[Saved data entries]
= = = = =

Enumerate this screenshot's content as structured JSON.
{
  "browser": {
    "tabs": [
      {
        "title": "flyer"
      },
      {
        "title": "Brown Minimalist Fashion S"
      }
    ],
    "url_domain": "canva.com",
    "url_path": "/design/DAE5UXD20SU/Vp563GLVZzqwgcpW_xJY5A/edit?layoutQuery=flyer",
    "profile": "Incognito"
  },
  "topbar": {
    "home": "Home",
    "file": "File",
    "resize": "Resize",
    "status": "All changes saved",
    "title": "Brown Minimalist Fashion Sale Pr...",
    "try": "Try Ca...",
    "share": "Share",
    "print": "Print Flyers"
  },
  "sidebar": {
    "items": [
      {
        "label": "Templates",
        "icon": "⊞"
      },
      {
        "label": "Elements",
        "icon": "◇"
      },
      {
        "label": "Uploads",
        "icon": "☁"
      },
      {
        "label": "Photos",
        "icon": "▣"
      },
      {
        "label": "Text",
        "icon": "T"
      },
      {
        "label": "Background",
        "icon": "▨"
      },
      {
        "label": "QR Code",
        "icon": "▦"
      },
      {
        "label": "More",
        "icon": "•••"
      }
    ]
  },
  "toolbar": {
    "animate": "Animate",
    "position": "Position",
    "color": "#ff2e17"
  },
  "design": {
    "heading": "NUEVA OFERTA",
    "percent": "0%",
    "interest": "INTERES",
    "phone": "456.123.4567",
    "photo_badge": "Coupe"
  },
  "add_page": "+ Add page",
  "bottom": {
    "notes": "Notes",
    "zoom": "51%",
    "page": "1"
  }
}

= = = = =

[Written problem]
Every line above should be printed again exactly as it stands.

[Solution for this problem]
Enumerate this screenshot's content as structured JSON.
{
  "browser": {
    "tabs": [
      {
        "title": "flyer"
      },
      {
        "title": "Brown Minimalist Fashion S"
      }
    ],
    "url_domain": "canva.com",
    "url_path": "/design/DAE5UXD20SU/Vp563GLVZzqwgcpW_xJY5A/edit?layoutQuery=flyer",
    "profile": "Incognito"
  },
  "topbar": {
    "home": "Home",
    "file": "File",
    "resize": "Resize",
    "status": "All changes saved",
    "title": "Brown Minimalist Fashion Sale Pr...",
    "try": "Try Ca...",
    "share": "Share",
    "print": "Print Flyers"
  },
  "sidebar": {
    "items": [
      {
        "label": "Templates",
        "icon": "⊞"
      },
      {
        "label": "Elements",
        "icon": "◇"
      },
      {
        "label": "Uploads",
        "icon": "☁"
      },
      {
        "label": "Photos",
        "icon": "▣"
      },
      {
        "label": "Text",
        "icon": "T"
      },
      {
        "label": "Background",
        "icon": "▨"
      },
      {
        "label": "QR Code",
        "icon": "▦"
      },
      {
        "label": "More",
        "icon": "•••"
      }
    ]
  },
  "toolbar": {
    "animate": "Animate",
    "position": "Position",
    "color": "#ff2e17"
  },
  "design": {
    "heading": "NUEVA OFERTA",
    "percent": "0%",
    "interest": "INTERES",
    "phone": "456.123.4567",
    "photo_badge": "Coupe"
  },
  "add_page": "+ Add page",
  "bottom": {
    "notes": "Notes",
    "zoom": "51%",
    "page": "1"
  }
}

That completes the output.